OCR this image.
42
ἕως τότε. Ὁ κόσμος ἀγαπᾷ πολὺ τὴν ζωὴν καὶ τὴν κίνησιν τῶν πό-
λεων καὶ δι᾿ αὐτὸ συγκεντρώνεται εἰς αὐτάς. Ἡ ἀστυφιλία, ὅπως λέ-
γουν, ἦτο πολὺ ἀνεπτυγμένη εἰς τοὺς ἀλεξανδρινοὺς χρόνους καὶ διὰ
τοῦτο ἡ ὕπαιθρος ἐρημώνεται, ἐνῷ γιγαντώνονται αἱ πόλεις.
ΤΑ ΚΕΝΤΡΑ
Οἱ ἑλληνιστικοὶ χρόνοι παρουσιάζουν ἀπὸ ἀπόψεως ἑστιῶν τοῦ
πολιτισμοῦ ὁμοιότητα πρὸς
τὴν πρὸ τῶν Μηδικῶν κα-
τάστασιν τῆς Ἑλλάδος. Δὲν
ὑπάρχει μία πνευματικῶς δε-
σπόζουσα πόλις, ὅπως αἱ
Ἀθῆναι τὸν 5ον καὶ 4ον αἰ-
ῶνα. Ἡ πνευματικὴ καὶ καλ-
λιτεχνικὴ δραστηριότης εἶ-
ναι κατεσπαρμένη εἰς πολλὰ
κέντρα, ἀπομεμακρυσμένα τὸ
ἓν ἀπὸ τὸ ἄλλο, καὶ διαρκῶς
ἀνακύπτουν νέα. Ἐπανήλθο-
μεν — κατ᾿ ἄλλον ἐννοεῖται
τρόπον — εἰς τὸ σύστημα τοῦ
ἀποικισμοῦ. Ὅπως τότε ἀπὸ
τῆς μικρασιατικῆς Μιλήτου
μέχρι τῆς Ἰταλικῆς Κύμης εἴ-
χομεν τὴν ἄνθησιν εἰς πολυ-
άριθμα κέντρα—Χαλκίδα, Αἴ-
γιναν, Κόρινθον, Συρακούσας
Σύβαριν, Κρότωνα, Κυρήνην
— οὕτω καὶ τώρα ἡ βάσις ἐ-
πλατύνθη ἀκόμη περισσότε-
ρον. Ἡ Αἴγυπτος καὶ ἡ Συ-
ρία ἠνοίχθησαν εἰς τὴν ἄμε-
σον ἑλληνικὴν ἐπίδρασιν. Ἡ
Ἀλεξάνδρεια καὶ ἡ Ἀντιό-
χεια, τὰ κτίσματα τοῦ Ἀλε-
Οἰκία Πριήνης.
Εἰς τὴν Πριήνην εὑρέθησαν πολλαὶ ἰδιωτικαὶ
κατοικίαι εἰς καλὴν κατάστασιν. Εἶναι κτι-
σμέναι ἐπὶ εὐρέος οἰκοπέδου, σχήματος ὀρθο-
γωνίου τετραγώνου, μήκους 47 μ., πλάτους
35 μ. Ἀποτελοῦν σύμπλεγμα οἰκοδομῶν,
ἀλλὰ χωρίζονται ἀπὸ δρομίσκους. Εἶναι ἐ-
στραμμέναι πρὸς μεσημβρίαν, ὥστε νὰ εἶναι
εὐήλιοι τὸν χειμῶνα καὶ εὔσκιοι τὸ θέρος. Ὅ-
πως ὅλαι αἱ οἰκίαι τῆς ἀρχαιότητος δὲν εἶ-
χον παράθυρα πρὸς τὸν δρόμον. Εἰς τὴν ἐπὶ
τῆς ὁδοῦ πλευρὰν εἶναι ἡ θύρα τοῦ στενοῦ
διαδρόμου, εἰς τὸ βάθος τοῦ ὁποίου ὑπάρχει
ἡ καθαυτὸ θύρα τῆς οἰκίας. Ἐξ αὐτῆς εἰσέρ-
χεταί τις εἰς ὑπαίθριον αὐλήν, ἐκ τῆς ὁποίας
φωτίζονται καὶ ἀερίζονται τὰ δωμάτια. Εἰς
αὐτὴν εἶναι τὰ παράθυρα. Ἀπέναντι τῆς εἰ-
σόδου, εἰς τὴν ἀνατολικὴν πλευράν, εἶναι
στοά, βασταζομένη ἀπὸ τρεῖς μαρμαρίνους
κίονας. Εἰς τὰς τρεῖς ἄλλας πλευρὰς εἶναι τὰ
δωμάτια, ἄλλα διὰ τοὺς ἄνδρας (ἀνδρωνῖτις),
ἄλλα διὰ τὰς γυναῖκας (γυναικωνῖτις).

Task requirements:
Search the records for the string "δωμάτια" and return every line in which it occurs.

Problem solution:
φωτίζονται καὶ ἀερίζονται τὰ δωμάτια. Εἰς
δωμάτια, ἄλλα διὰ τοὺς ἄνδρας (ἀνδρωνῖτις),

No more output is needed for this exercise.